**Exercise instructions:**
Copy the data precisely, keeping every character.

**Records for the exercise:**
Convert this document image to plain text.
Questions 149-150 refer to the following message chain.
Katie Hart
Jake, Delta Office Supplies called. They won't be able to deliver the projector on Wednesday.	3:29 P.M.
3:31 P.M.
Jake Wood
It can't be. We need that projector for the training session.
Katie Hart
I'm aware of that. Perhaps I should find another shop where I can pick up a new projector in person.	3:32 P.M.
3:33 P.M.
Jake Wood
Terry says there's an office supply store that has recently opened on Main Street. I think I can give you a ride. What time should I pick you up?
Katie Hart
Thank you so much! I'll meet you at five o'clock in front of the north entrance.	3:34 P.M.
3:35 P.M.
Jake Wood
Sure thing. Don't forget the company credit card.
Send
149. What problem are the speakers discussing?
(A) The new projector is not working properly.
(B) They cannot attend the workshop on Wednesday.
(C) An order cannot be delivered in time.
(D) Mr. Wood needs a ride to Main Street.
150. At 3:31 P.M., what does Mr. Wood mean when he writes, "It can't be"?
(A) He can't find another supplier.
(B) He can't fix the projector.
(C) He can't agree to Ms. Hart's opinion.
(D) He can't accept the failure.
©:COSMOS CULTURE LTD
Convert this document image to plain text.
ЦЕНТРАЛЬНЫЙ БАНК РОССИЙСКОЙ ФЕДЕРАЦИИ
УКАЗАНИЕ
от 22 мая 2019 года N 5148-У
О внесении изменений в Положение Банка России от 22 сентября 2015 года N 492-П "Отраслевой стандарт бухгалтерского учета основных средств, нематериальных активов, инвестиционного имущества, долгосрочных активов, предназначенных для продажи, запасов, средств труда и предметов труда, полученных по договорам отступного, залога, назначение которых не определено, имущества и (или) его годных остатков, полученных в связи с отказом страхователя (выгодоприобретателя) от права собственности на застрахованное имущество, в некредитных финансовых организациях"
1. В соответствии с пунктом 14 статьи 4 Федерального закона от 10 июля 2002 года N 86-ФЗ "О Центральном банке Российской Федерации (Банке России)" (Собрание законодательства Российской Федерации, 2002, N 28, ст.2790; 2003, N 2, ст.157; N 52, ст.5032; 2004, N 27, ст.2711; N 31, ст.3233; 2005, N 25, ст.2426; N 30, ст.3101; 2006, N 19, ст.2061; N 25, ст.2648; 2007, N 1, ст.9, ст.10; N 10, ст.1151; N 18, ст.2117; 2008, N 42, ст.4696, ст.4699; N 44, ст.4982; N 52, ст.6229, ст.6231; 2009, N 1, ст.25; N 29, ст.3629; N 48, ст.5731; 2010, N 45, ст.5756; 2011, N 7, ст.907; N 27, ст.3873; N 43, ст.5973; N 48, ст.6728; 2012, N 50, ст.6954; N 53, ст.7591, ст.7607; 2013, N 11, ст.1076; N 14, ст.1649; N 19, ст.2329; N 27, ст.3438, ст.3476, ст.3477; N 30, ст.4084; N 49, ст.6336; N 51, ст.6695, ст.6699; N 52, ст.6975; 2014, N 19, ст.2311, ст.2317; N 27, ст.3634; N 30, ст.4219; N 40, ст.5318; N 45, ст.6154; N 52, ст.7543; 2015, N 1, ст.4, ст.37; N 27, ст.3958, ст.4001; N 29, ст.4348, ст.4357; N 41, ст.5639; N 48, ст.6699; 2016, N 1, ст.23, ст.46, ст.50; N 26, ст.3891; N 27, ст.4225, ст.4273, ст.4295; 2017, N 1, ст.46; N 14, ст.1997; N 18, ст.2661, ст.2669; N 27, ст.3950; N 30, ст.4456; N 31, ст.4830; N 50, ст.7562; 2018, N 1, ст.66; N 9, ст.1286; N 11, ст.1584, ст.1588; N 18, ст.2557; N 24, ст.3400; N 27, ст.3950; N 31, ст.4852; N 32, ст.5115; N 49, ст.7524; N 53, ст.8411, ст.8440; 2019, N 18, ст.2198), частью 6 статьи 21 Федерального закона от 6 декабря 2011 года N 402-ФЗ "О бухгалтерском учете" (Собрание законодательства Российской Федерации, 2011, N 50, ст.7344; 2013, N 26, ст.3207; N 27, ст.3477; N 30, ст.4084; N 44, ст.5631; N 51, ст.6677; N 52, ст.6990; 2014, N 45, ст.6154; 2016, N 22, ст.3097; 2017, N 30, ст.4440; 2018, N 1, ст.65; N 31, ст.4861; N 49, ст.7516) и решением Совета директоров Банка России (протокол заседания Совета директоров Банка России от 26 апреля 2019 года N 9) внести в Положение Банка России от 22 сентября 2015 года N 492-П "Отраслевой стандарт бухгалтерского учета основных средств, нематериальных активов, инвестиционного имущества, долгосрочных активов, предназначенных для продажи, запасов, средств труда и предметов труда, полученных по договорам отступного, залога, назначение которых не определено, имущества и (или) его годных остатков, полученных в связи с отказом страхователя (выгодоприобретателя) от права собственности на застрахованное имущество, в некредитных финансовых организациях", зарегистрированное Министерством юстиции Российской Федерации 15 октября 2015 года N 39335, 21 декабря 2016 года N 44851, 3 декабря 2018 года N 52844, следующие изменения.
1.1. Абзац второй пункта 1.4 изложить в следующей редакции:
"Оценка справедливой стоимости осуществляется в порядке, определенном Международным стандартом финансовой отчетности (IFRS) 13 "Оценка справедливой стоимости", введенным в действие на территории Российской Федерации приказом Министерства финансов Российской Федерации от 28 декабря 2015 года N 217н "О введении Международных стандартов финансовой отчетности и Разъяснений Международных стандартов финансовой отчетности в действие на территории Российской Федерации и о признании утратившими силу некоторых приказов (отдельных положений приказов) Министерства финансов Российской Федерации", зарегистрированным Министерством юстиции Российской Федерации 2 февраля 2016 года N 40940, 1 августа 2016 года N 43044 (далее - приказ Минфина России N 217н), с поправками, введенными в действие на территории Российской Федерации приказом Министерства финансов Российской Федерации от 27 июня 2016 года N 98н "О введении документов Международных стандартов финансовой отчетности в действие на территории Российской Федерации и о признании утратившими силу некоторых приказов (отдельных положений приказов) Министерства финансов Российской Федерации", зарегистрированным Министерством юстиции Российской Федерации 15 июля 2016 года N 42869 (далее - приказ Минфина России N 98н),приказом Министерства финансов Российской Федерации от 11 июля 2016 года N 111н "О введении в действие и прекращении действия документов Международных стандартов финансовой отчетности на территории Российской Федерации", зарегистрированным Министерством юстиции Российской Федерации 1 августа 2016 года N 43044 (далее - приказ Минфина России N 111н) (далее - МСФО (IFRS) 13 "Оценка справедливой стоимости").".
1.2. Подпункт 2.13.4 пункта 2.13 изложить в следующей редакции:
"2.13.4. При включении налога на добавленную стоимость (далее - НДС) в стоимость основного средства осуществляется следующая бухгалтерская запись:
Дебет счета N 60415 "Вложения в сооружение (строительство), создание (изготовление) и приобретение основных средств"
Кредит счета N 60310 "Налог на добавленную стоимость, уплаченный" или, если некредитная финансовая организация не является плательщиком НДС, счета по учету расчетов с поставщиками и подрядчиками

**Solution for this exercise:**
Convert this document image to plain text.
Questions 149-150 refer to the following message chain.
Katie Hart
Jake, Delta Office Supplies called. They won't be able to deliver the projector on Wednesday.	3:29 P.M.
3:31 P.M.
Jake Wood
It can't be. We need that projector for the training session.
Katie Hart
I'm aware of that. Perhaps I should find another shop where I can pick up a new projector in person.	3:32 P.M.
3:33 P.M.
Jake Wood
Terry says there's an office supply store that has recently opened on Main Street. I think I can give you a ride. What time should I pick you up?
Katie Hart
Thank you so much! I'll meet you at five o'clock in front of the north entrance.	3:34 P.M.
3:35 P.M.
Jake Wood
Sure thing. Don't forget the company credit card.
Send
149. What problem are the speakers discussing?
(A) The new projector is not working properly.
(B) They cannot attend the workshop on Wednesday.
(C) An order cannot be delivered in time.
(D) Mr. Wood needs a ride to Main Street.
150. At 3:31 P.M., what does Mr. Wood mean when he writes, "It can't be"?
(A) He can't find another supplier.
(B) He can't fix the projector.
(C) He can't agree to Ms. Hart's opinion.
(D) He can't accept the failure.
©:COSMOS CULTURE LTD
Convert this document image to plain text.
ЦЕНТРАЛЬНЫЙ БАНК РОССИЙСКОЙ ФЕДЕРАЦИИ
УКАЗАНИЕ
от 22 мая 2019 года N 5148-У
О внесении изменений в Положение Банка России от 22 сентября 2015 года N 492-П "Отраслевой стандарт бухгалтерского учета основных средств, нематериальных активов, инвестиционного имущества, долгосрочных активов, предназначенных для продажи, запасов, средств труда и предметов труда, полученных по договорам отступного, залога, назначение которых не определено, имущества и (или) его годных остатков, полученных в связи с отказом страхователя (выгодоприобретателя) от права собственности на застрахованное имущество, в некредитных финансовых организациях"
1. В соответствии с пунктом 14 статьи 4 Федерального закона от 10 июля 2002 года N 86-ФЗ "О Центральном банке Российской Федерации (Банке России)" (Собрание законодательства Российской Федерации, 2002, N 28, ст.2790; 2003, N 2, ст.157; N 52, ст.5032; 2004, N 27, ст.2711; N 31, ст.3233; 2005, N 25, ст.2426; N 30, ст.3101; 2006, N 19, ст.2061; N 25, ст.2648; 2007, N 1, ст.9, ст.10; N 10, ст.1151; N 18, ст.2117; 2008, N 42, ст.4696, ст.4699; N 44, ст.4982; N 52, ст.6229, ст.6231; 2009, N 1, ст.25; N 29, ст.3629; N 48, ст.5731; 2010, N 45, ст.5756; 2011, N 7, ст.907; N 27, ст.3873; N 43, ст.5973; N 48, ст.6728; 2012, N 50, ст.6954; N 53, ст.7591, ст.7607; 2013, N 11, ст.1076; N 14, ст.1649; N 19, ст.2329; N 27, ст.3438, ст.3476, ст.3477; N 30, ст.4084; N 49, ст.6336; N 51, ст.6695, ст.6699; N 52, ст.6975; 2014, N 19, ст.2311, ст.2317; N 27, ст.3634; N 30, ст.4219; N 40, ст.5318; N 45, ст.6154; N 52, ст.7543; 2015, N 1, ст.4, ст.37; N 27, ст.3958, ст.4001; N 29, ст.4348, ст.4357; N 41, ст.5639; N 48, ст.6699; 2016, N 1, ст.23, ст.46, ст.50; N 26, ст.3891; N 27, ст.4225, ст.4273, ст.4295; 2017, N 1, ст.46; N 14, ст.1997; N 18, ст.2661, ст.2669; N 27, ст.3950; N 30, ст.4456; N 31, ст.4830; N 50, ст.7562; 2018, N 1, ст.66; N 9, ст.1286; N 11, ст.1584, ст.1588; N 18, ст.2557; N 24, ст.3400; N 27, ст.3950; N 31, ст.4852; N 32, ст.5115; N 49, ст.7524; N 53, ст.8411, ст.8440; 2019, N 18, ст.2198), частью 6 статьи 21 Федерального закона от 6 декабря 2011 года N 402-ФЗ "О бухгалтерском учете" (Собрание законодательства Российской Федерации, 2011, N 50, ст.7344; 2013, N 26, ст.3207; N 27, ст.3477; N 30, ст.4084; N 44, ст.5631; N 51, ст.6677; N 52, ст.6990; 2014, N 45, ст.6154; 2016, N 22, ст.3097; 2017, N 30, ст.4440; 2018, N 1, ст.65; N 31, ст.4861; N 49, ст.7516) и решением Совета директоров Банка России (протокол заседания Совета директоров Банка России от 26 апреля 2019 года N 9) внести в Положение Банка России от 22 сентября 2015 года N 492-П "Отраслевой стандарт бухгалтерского учета основных средств, нематериальных активов, инвестиционного имущества, долгосрочных активов, предназначенных для продажи, запасов, средств труда и предметов труда, полученных по договорам отступного, залога, назначение которых не определено, имущества и (или) его годных остатков, полученных в связи с отказом страхователя (выгодоприобретателя) от права собственности на застрахованное имущество, в некредитных финансовых организациях", зарегистрированное Министерством юстиции Российской Федерации 15 октября 2015 года N 39335, 21 декабря 2016 года N 44851, 3 декабря 2018 года N 52844, следующие изменения.
1.1. Абзац второй пункта 1.4 изложить в следующей редакции:
"Оценка справедливой стоимости осуществляется в порядке, определенном Международным стандартом финансовой отчетности (IFRS) 13 "Оценка справедливой стоимости", введенным в действие на территории Российской Федерации приказом Министерства финансов Российской Федерации от 28 декабря 2015 года N 217н "О введении Международных стандартов финансовой отчетности и Разъяснений Международных стандартов финансовой отчетности в действие на территории Российской Федерации и о признании утратившими силу некоторых приказов (отдельных положений приказов) Министерства финансов Российской Федерации", зарегистрированным Министерством юстиции Российской Федерации 2 февраля 2016 года N 40940, 1 августа 2016 года N 43044 (далее - приказ Минфина России N 217н), с поправками, введенными в действие на территории Российской Федерации приказом Министерства финансов Российской Федерации от 27 июня 2016 года N 98н "О введении документов Международных стандартов финансовой отчетности в действие на территории Российской Федерации и о признании утратившими силу некоторых приказов (отдельных положений приказов) Министерства финансов Российской Федерации", зарегистрированным Министерством юстиции Российской Федерации 15 июля 2016 года N 42869 (далее - приказ Минфина России N 98н),приказом Министерства финансов Российской Федерации от 11 июля 2016 года N 111н "О введении в действие и прекращении действия документов Международных стандартов финансовой отчетности на территории Российской Федерации", зарегистрированным Министерством юстиции Российской Федерации 1 августа 2016 года N 43044 (далее - приказ Минфина России N 111н) (далее - МСФО (IFRS) 13 "Оценка справедливой стоимости").".
1.2. Подпункт 2.13.4 пункта 2.13 изложить в следующей редакции:
"2.13.4. При включении налога на добавленную стоимость (далее - НДС) в стоимость основного средства осуществляется следующая бухгалтерская запись:
Дебет счета N 60415 "Вложения в сооружение (строительство), создание (изготовление) и приобретение основных средств"
Кредит счета N 60310 "Налог на добавленную стоимость, уплаченный" или, если некредитная финансовая организация не является плательщиком НДС, счета по учету расчетов с поставщиками и подрядчиками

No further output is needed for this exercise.